What is expected: In the entries below, find the lines with the word "play" and copy them.

Input:
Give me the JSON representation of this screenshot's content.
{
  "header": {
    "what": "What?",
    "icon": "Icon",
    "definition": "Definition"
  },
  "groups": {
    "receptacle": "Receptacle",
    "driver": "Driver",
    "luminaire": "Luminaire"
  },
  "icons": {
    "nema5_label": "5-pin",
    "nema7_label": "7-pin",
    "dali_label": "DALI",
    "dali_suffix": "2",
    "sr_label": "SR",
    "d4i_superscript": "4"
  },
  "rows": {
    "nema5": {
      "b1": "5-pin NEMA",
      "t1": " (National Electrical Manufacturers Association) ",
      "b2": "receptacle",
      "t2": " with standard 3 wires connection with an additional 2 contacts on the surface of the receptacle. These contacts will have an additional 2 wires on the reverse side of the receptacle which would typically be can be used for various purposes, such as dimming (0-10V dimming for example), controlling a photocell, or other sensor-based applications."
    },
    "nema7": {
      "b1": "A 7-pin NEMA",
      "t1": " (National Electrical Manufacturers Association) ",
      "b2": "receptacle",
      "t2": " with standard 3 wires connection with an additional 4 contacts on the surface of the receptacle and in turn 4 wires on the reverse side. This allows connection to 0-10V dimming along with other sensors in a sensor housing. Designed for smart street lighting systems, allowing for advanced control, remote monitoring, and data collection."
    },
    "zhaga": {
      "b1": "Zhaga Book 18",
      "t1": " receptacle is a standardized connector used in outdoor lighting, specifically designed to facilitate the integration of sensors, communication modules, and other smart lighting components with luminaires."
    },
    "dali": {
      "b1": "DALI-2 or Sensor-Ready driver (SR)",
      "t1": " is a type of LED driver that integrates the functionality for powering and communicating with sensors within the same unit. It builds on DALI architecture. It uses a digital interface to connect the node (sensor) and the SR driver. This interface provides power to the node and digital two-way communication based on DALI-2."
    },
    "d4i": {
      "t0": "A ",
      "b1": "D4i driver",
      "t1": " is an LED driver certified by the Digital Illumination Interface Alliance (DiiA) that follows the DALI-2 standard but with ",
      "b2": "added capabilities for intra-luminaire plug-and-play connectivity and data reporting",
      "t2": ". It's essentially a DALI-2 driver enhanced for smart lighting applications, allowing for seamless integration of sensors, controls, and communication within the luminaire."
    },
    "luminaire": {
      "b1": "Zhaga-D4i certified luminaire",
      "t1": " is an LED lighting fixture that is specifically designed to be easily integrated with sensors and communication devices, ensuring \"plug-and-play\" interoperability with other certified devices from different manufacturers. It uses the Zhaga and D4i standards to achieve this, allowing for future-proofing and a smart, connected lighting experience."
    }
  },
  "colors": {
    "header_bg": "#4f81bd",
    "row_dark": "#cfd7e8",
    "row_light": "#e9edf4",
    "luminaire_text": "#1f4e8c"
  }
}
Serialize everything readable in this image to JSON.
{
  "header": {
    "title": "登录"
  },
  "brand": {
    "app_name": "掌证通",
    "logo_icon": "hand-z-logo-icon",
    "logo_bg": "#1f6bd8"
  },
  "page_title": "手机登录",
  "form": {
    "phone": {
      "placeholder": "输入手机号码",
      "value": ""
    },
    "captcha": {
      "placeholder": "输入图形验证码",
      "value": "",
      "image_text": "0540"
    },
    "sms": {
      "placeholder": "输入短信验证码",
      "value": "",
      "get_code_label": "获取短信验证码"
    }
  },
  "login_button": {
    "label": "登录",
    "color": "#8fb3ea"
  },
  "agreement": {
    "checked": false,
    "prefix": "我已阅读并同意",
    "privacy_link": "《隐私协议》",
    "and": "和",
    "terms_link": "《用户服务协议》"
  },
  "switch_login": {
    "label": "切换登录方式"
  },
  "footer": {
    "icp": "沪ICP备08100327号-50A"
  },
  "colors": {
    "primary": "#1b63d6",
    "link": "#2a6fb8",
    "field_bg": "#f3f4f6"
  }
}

Output of the exercise:
      "b2": "added capabilities for intra-luminaire plug-and-play connectivity and data reporting",
      "t1": " is an LED lighting fixture that is specifically designed to be easily integrated with sensors and communication devices, ensuring \"plug-and-play\" interoperability with other certified devices from different manufacturers. It uses the Zhaga and D4i standards to achieve this, allowing for future-proofing and a smart, connected lighting experience."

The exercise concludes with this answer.